Your instructions>
Output every entry exactly as given.

(Records from a collection)
########################################
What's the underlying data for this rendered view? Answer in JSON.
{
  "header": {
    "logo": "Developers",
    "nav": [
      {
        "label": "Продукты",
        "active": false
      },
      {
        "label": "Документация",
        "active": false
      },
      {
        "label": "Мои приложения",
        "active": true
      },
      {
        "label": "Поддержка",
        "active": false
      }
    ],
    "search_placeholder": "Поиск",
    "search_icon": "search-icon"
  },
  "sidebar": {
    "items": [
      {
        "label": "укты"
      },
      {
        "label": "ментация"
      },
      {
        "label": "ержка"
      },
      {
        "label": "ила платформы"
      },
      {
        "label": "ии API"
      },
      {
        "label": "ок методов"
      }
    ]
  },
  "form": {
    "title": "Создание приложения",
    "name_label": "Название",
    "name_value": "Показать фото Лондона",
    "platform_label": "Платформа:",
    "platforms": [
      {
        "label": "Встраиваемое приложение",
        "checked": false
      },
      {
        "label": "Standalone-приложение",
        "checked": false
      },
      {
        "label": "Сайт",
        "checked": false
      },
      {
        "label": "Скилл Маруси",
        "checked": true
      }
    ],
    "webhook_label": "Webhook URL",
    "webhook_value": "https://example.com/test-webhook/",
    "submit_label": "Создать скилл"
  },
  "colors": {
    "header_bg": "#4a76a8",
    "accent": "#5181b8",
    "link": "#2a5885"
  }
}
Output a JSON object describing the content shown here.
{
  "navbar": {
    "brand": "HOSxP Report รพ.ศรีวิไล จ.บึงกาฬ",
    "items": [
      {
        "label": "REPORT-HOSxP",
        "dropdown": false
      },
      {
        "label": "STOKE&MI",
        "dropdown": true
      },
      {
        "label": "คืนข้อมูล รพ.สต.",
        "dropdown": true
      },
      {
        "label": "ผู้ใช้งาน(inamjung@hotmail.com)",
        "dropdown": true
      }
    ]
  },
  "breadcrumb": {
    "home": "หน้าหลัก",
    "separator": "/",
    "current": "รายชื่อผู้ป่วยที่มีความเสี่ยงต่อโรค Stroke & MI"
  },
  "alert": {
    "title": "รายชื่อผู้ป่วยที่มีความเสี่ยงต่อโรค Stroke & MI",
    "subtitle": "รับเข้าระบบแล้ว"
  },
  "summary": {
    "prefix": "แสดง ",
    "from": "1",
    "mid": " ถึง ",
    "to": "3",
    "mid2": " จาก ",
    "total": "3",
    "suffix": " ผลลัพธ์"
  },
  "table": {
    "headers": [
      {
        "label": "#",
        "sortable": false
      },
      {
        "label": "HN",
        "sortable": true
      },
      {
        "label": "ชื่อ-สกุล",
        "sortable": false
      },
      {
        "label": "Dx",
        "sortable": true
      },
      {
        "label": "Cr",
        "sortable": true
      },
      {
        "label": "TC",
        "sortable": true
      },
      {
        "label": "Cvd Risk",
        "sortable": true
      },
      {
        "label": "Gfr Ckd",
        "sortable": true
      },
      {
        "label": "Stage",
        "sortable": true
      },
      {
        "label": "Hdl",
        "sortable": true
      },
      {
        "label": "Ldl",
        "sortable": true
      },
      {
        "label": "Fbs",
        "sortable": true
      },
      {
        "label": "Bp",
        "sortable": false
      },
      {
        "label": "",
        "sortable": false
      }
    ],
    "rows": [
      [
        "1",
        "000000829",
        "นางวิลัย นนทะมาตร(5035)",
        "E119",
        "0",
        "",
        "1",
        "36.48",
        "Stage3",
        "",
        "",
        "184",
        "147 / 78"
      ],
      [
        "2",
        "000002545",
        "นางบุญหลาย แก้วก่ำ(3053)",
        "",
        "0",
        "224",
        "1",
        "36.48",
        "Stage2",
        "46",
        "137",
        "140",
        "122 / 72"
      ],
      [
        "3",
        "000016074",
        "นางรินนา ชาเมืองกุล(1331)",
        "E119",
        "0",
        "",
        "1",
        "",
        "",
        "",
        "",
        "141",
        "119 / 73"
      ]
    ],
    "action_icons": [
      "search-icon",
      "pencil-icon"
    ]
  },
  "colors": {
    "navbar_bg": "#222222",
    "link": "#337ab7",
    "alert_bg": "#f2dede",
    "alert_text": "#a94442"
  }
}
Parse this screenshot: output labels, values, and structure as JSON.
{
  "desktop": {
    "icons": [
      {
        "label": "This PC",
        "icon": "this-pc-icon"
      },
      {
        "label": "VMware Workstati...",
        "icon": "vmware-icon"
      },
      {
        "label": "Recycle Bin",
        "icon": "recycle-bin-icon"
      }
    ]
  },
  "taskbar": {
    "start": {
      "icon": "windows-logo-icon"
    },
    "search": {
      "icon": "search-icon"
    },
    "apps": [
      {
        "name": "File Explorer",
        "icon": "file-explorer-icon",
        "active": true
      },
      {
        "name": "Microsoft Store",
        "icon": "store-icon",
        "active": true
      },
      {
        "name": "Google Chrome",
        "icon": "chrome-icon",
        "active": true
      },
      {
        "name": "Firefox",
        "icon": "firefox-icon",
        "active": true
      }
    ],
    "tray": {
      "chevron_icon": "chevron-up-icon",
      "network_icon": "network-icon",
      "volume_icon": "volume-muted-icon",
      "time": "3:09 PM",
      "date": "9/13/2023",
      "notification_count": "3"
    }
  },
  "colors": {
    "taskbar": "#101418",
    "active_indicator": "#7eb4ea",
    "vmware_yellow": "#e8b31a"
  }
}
########################################
Full output>
What's the underlying data for this rendered view? Answer in JSON.
{
  "header": {
    "logo": "Developers",
    "nav": [
      {
        "label": "Продукты",
        "active": false
      },
      {
        "label": "Документация",
        "active": false
      },
      {
        "label": "Мои приложения",
        "active": true
      },
      {
        "label": "Поддержка",
        "active": false
      }
    ],
    "search_placeholder": "Поиск",
    "search_icon": "search-icon"
  },
  "sidebar": {
    "items": [
      {
        "label": "укты"
      },
      {
        "label": "ментация"
      },
      {
        "label": "ержка"
      },
      {
        "label": "ила платформы"
      },
      {
        "label": "ии API"
      },
      {
        "label": "ок методов"
      }
    ]
  },
  "form": {
    "title": "Создание приложения",
    "name_label": "Название",
    "name_value": "Показать фото Лондона",
    "platform_label": "Платформа:",
    "platforms": [
      {
        "label": "Встраиваемое приложение",
        "checked": false
      },
      {
        "label": "Standalone-приложение",
        "checked": false
      },
      {
        "label": "Сайт",
        "checked": false
      },
      {
        "label": "Скилл Маруси",
        "checked": true
      }
    ],
    "webhook_label": "Webhook URL",
    "webhook_value": "https://example.com/test-webhook/",
    "submit_label": "Создать скилл"
  },
  "colors": {
    "header_bg": "#4a76a8",
    "accent": "#5181b8",
    "link": "#2a5885"
  }
}
Output a JSON object describing the content shown here.
{
  "navbar": {
    "brand": "HOSxP Report รพ.ศรีวิไล จ.บึงกาฬ",
    "items": [
      {
        "label": "REPORT-HOSxP",
        "dropdown": false
      },
      {
        "label": "STOKE&MI",
        "dropdown": true
      },
      {
        "label": "คืนข้อมูล รพ.สต.",
        "dropdown": true
      },
      {
        "label": "ผู้ใช้งาน(inamjung@hotmail.com)",
        "dropdown": true
      }
    ]
  },
  "breadcrumb": {
    "home": "หน้าหลัก",
    "separator": "/",
    "current": "รายชื่อผู้ป่วยที่มีความเสี่ยงต่อโรค Stroke & MI"
  },
  "alert": {
    "title": "รายชื่อผู้ป่วยที่มีความเสี่ยงต่อโรค Stroke & MI",
    "subtitle": "รับเข้าระบบแล้ว"
  },
  "summary": {
    "prefix": "แสดง ",
    "from": "1",
    "mid": " ถึง ",
    "to": "3",
    "mid2": " จาก ",
    "total": "3",
    "suffix": " ผลลัพธ์"
  },
  "table": {
    "headers": [
      {
        "label": "#",
        "sortable": false
      },
      {
        "label": "HN",
        "sortable": true
      },
      {
        "label": "ชื่อ-สกุล",
        "sortable": false
      },
      {
        "label": "Dx",
        "sortable": true
      },
      {
        "label": "Cr",
        "sortable": true
      },
      {
        "label": "TC",
        "sortable": true
      },
      {
        "label": "Cvd Risk",
        "sortable": true
      },
      {
        "label": "Gfr Ckd",
        "sortable": true
      },
      {
        "label": "Stage",
        "sortable": true
      },
      {
        "label": "Hdl",
        "sortable": true
      },
      {
        "label": "Ldl",
        "sortable": true
      },
      {
        "label": "Fbs",
        "sortable": true
      },
      {
        "label": "Bp",
        "sortable": false
      },
      {
        "label": "",
        "sortable": false
      }
    ],
    "rows": [
      [
        "1",
        "000000829",
        "นางวิลัย นนทะมาตร(5035)",
        "E119",
        "0",
        "",
        "1",
        "36.48",
        "Stage3",
        "",
        "",
        "184",
        "147 / 78"
      ],
      [
        "2",
        "000002545",
        "นางบุญหลาย แก้วก่ำ(3053)",
        "",
        "0",
        "224",
        "1",
        "36.48",
        "Stage2",
        "46",
        "137",
        "140",
        "122 / 72"
      ],
      [
        "3",
        "000016074",
        "นางรินนา ชาเมืองกุล(1331)",
        "E119",
        "0",
        "",
        "1",
        "",
        "",
        "",
        "",
        "141",
        "119 / 73"
      ]
    ],
    "action_icons": [
      "search-icon",
      "pencil-icon"
    ]
  },
  "colors": {
    "navbar_bg": "#222222",
    "link": "#337ab7",
    "alert_bg": "#f2dede",
    "alert_text": "#a94442"
  }
}
Parse this screenshot: output labels, values, and structure as JSON.
{
  "desktop": {
    "icons": [
      {
        "label": "This PC",
        "icon": "this-pc-icon"
      },
      {
        "label": "VMware Workstati...",
        "icon": "vmware-icon"
      },
      {
        "label": "Recycle Bin",
        "icon": "recycle-bin-icon"
      }
    ]
  },
  "taskbar": {
    "start": {
      "icon": "windows-logo-icon"
    },
    "search": {
      "icon": "search-icon"
    },
    "apps": [
      {
        "name": "File Explorer",
        "icon": "file-explorer-icon",
        "active": true
      },
      {
        "name": "Microsoft Store",
        "icon": "store-icon",
        "active": true
      },
      {
        "name": "Google Chrome",
        "icon": "chrome-icon",
        "active": true
      },
      {
        "name": "Firefox",
        "icon": "firefox-icon",
        "active": true
      }
    ],
    "tray": {
      "chevron_icon": "chevron-up-icon",
      "network_icon": "network-icon",
      "volume_icon": "volume-muted-icon",
      "time": "3:09 PM",
      "date": "9/13/2023",
      "notification_count": "3"
    }
  },
  "colors": {
    "taskbar": "#101418",
    "active_indicator": "#7eb4ea",
    "vmware_yellow": "#e8b31a"
  }
}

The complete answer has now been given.